Can you write out each of the entries below verbatim, line for line, without changing anything?

> INPUT:
+++

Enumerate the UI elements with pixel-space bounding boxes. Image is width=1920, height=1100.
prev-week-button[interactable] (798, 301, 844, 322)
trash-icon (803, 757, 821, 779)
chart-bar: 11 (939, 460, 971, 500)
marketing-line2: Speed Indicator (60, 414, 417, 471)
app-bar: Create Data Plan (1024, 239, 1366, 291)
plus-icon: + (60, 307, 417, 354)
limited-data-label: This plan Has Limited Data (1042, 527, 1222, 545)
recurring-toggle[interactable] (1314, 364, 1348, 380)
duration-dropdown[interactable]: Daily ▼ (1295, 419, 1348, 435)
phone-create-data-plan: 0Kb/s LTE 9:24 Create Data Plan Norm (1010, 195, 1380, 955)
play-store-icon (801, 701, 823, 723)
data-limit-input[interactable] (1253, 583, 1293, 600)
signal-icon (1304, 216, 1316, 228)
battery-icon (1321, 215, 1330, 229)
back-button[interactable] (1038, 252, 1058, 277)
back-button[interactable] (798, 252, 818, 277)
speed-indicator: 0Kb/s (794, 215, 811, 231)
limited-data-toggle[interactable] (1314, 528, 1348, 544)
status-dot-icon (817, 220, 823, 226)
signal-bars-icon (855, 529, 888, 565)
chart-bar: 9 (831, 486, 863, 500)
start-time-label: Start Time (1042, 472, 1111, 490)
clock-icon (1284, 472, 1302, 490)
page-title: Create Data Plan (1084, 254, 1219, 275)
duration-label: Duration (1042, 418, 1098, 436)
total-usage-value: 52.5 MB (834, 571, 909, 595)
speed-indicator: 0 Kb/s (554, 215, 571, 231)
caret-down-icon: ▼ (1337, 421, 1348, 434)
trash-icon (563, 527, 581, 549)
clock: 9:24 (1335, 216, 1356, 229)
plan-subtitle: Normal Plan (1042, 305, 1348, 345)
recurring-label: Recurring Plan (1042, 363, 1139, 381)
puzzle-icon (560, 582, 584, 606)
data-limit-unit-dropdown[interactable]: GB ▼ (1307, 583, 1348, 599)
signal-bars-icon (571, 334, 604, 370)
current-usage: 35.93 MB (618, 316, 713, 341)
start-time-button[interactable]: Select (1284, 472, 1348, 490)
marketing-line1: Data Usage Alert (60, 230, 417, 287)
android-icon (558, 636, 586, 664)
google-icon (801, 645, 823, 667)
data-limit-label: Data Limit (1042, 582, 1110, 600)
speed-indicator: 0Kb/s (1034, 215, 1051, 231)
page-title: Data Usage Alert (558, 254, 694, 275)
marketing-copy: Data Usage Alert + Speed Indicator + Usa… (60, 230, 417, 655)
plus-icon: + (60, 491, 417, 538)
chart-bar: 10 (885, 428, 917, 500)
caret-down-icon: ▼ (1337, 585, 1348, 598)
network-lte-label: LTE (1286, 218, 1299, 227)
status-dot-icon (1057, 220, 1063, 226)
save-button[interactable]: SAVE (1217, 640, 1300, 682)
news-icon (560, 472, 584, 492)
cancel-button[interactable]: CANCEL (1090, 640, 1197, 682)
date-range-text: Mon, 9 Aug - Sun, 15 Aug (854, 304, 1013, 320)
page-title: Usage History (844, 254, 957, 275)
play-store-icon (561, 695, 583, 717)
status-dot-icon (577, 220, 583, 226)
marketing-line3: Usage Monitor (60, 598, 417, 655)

+++

> ANSWER TO THE EXERCISE:
Enumerate the UI elements with pixel-space bounding boxes. Image is width=1920, height=1100.
prev-week-button[interactable] (798, 301, 844, 322)
trash-icon (803, 757, 821, 779)
chart-bar: 11 (939, 460, 971, 500)
marketing-line2: Speed Indicator (60, 414, 417, 471)
app-bar: Create Data Plan (1024, 239, 1366, 291)
plus-icon: + (60, 307, 417, 354)
limited-data-label: This plan Has Limited Data (1042, 527, 1222, 545)
recurring-toggle[interactable] (1314, 364, 1348, 380)
duration-dropdown[interactable]: Daily ▼ (1295, 419, 1348, 435)
phone-create-data-plan: 0Kb/s LTE 9:24 Create Data Plan Norm (1010, 195, 1380, 955)
play-store-icon (801, 701, 823, 723)
data-limit-input[interactable] (1253, 583, 1293, 600)
signal-icon (1304, 216, 1316, 228)
battery-icon (1321, 215, 1330, 229)
back-button[interactable] (1038, 252, 1058, 277)
back-button[interactable] (798, 252, 818, 277)
speed-indicator: 0Kb/s (794, 215, 811, 231)
limited-data-toggle[interactable] (1314, 528, 1348, 544)
status-dot-icon (817, 220, 823, 226)
signal-bars-icon (855, 529, 888, 565)
chart-bar: 9 (831, 486, 863, 500)
start-time-label: Start Time (1042, 472, 1111, 490)
clock-icon (1284, 472, 1302, 490)
page-title: Create Data Plan (1084, 254, 1219, 275)
duration-label: Duration (1042, 418, 1098, 436)
total-usage-value: 52.5 MB (834, 571, 909, 595)
speed-indicator: 0 Kb/s (554, 215, 571, 231)
caret-down-icon: ▼ (1337, 421, 1348, 434)
trash-icon (563, 527, 581, 549)
clock: 9:24 (1335, 216, 1356, 229)
plan-subtitle: Normal Plan (1042, 305, 1348, 345)
recurring-label: Recurring Plan (1042, 363, 1139, 381)
puzzle-icon (560, 582, 584, 606)
data-limit-unit-dropdown[interactable]: GB ▼ (1307, 583, 1348, 599)
signal-bars-icon (571, 334, 604, 370)
current-usage: 35.93 MB (618, 316, 713, 341)
start-time-button[interactable]: Select (1284, 472, 1348, 490)
marketing-line1: Data Usage Alert (60, 230, 417, 287)
android-icon (558, 636, 586, 664)
google-icon (801, 645, 823, 667)
data-limit-label: Data Limit (1042, 582, 1110, 600)
speed-indicator: 0Kb/s (1034, 215, 1051, 231)
page-title: Data Usage Alert (558, 254, 694, 275)
marketing-copy: Data Usage Alert + Speed Indicator + Usa… (60, 230, 417, 655)
plus-icon: + (60, 491, 417, 538)
chart-bar: 10 (885, 428, 917, 500)
caret-down-icon: ▼ (1337, 585, 1348, 598)
network-lte-label: LTE (1286, 218, 1299, 227)
status-dot-icon (1057, 220, 1063, 226)
save-button[interactable]: SAVE (1217, 640, 1300, 682)
news-icon (560, 472, 584, 492)
cancel-button[interactable]: CANCEL (1090, 640, 1197, 682)
date-range-text: Mon, 9 Aug - Sun, 15 Aug (854, 304, 1013, 320)
page-title: Usage History (844, 254, 957, 275)
play-store-icon (561, 695, 583, 717)
status-dot-icon (577, 220, 583, 226)
marketing-line3: Usage Monitor (60, 598, 417, 655)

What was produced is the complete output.